== GIVEN REQUEST ==
Give the material again in full, matching it exactly.
↓↓↓
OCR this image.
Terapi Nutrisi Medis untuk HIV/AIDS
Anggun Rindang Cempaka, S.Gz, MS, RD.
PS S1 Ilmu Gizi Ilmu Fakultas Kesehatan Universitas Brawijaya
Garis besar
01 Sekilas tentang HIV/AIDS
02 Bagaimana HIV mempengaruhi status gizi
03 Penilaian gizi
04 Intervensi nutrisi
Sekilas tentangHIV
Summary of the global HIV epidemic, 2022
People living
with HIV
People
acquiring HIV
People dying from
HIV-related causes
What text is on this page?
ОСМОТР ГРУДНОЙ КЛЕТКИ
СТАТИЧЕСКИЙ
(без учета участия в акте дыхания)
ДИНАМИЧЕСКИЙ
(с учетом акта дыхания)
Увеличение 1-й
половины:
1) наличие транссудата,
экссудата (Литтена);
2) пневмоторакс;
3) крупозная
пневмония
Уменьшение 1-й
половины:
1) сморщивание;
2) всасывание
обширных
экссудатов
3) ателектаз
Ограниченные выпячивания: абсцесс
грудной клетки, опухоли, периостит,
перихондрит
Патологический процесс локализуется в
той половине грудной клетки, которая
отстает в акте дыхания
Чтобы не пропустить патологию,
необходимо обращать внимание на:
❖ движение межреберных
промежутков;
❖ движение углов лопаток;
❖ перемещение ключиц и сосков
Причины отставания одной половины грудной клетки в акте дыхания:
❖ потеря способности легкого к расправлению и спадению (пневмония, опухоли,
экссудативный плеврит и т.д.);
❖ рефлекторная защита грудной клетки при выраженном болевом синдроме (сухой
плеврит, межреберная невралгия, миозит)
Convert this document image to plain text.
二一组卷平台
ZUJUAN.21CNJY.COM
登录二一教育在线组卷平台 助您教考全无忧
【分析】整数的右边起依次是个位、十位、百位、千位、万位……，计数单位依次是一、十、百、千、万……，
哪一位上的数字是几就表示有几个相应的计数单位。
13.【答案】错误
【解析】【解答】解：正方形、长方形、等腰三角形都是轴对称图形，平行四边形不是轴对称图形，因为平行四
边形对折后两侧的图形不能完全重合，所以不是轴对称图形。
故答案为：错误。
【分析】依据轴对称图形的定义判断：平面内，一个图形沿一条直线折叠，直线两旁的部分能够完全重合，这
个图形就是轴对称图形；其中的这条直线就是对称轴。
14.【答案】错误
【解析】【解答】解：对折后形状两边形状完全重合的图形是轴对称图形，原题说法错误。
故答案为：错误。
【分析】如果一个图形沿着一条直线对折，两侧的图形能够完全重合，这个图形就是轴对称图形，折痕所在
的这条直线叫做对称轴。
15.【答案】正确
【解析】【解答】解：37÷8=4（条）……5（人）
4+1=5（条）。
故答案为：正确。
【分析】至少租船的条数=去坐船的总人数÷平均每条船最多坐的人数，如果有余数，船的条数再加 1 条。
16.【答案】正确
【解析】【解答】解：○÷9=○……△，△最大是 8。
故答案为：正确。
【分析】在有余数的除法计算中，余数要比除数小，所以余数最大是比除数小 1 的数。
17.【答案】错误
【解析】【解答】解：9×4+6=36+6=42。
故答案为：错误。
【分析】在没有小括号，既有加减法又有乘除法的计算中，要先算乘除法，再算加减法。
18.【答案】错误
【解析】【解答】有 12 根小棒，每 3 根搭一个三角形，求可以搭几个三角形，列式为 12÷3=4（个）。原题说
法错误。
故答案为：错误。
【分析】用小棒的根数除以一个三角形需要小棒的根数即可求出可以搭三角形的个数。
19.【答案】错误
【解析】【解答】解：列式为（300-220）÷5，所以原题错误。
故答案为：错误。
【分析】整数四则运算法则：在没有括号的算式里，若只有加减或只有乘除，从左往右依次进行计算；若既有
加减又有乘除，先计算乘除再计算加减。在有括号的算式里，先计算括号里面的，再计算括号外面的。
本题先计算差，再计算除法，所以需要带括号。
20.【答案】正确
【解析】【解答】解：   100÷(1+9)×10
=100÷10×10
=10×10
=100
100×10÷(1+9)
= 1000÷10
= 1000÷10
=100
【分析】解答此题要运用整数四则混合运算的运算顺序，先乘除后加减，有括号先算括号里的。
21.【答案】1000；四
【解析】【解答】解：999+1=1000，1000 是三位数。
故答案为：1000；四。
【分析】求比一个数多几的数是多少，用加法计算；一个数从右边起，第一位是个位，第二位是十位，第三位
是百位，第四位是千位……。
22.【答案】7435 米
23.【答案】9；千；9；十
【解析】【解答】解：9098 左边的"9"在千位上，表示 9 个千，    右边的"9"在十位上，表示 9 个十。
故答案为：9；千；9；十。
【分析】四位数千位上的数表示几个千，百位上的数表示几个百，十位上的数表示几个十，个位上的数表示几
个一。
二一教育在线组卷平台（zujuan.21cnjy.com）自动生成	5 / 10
↑↑↑
== TASK SOLUTION ==
OCR this image.
Terapi Nutrisi Medis untuk HIV/AIDS
Anggun Rindang Cempaka, S.Gz, MS, RD.
PS S1 Ilmu Gizi Ilmu Fakultas Kesehatan Universitas Brawijaya
Garis besar
01 Sekilas tentang HIV/AIDS
02 Bagaimana HIV mempengaruhi status gizi
03 Penilaian gizi
04 Intervensi nutrisi
Sekilas tentangHIV
Summary of the global HIV epidemic, 2022
People living
with HIV
People
acquiring HIV
People dying from
HIV-related causes
What text is on this page?
ОСМОТР ГРУДНОЙ КЛЕТКИ
СТАТИЧЕСКИЙ
(без учета участия в акте дыхания)
ДИНАМИЧЕСКИЙ
(с учетом акта дыхания)
Увеличение 1-й
половины:
1) наличие транссудата,
экссудата (Литтена);
2) пневмоторакс;
3) крупозная
пневмония
Уменьшение 1-й
половины:
1) сморщивание;
2) всасывание
обширных
экссудатов
3) ателектаз
Ограниченные выпячивания: абсцесс
грудной клетки, опухоли, периостит,
перихондрит
Патологический процесс локализуется в
той половине грудной клетки, которая
отстает в акте дыхания
Чтобы не пропустить патологию,
необходимо обращать внимание на:
❖ движение межреберных
промежутков;
❖ движение углов лопаток;
❖ перемещение ключиц и сосков
Причины отставания одной половины грудной клетки в акте дыхания:
❖ потеря способности легкого к расправлению и спадению (пневмония, опухоли,
экссудативный плеврит и т.д.);
❖ рефлекторная защита грудной клетки при выраженном болевом синдроме (сухой
плеврит, межреберная невралгия, миозит)
Convert this document image to plain text.
二一组卷平台
ZUJUAN.21CNJY.COM
登录二一教育在线组卷平台 助您教考全无忧
【分析】整数的右边起依次是个位、十位、百位、千位、万位……，计数单位依次是一、十、百、千、万……，
哪一位上的数字是几就表示有几个相应的计数单位。
13.【答案】错误
【解析】【解答】解：正方形、长方形、等腰三角形都是轴对称图形，平行四边形不是轴对称图形，因为平行四
边形对折后两侧的图形不能完全重合，所以不是轴对称图形。
故答案为：错误。
【分析】依据轴对称图形的定义判断：平面内，一个图形沿一条直线折叠，直线两旁的部分能够完全重合，这
个图形就是轴对称图形；其中的这条直线就是对称轴。
14.【答案】错误
【解析】【解答】解：对折后形状两边形状完全重合的图形是轴对称图形，原题说法错误。
故答案为：错误。
【分析】如果一个图形沿着一条直线对折，两侧的图形能够完全重合，这个图形就是轴对称图形，折痕所在
的这条直线叫做对称轴。
15.【答案】正确
【解析】【解答】解：37÷8=4（条）……5（人）
4+1=5（条）。
故答案为：正确。
【分析】至少租船的条数=去坐船的总人数÷平均每条船最多坐的人数，如果有余数，船的条数再加 1 条。
16.【答案】正确
【解析】【解答】解：○÷9=○……△，△最大是 8。
故答案为：正确。
【分析】在有余数的除法计算中，余数要比除数小，所以余数最大是比除数小 1 的数。
17.【答案】错误
【解析】【解答】解：9×4+6=36+6=42。
故答案为：错误。
【分析】在没有小括号，既有加减法又有乘除法的计算中，要先算乘除法，再算加减法。
18.【答案】错误
【解析】【解答】有 12 根小棒，每 3 根搭一个三角形，求可以搭几个三角形，列式为 12÷3=4（个）。原题说
法错误。
故答案为：错误。
【分析】用小棒的根数除以一个三角形需要小棒的根数即可求出可以搭三角形的个数。
19.【答案】错误
【解析】【解答】解：列式为（300-220）÷5，所以原题错误。
故答案为：错误。
【分析】整数四则运算法则：在没有括号的算式里，若只有加减或只有乘除，从左往右依次进行计算；若既有
加减又有乘除，先计算乘除再计算加减。在有括号的算式里，先计算括号里面的，再计算括号外面的。
本题先计算差，再计算除法，所以需要带括号。
20.【答案】正确
【解析】【解答】解：   100÷(1+9)×10
=100÷10×10
=10×10
=100
100×10÷(1+9)
= 1000÷10
= 1000÷10
=100
【分析】解答此题要运用整数四则混合运算的运算顺序，先乘除后加减，有括号先算括号里的。
21.【答案】1000；四
【解析】【解答】解：999+1=1000，1000 是三位数。
故答案为：1000；四。
【分析】求比一个数多几的数是多少，用加法计算；一个数从右边起，第一位是个位，第二位是十位，第三位
是百位，第四位是千位……。
22.【答案】7435 米
23.【答案】9；千；9；十
【解析】【解答】解：9098 左边的"9"在千位上，表示 9 个千，    右边的"9"在十位上，表示 9 个十。
故答案为：9；千；9；十。
【分析】四位数千位上的数表示几个千，百位上的数表示几个百，十位上的数表示几个十，个位上的数表示几
个一。
二一教育在线组卷平台（zujuan.21cnjy.com）自动生成	5 / 10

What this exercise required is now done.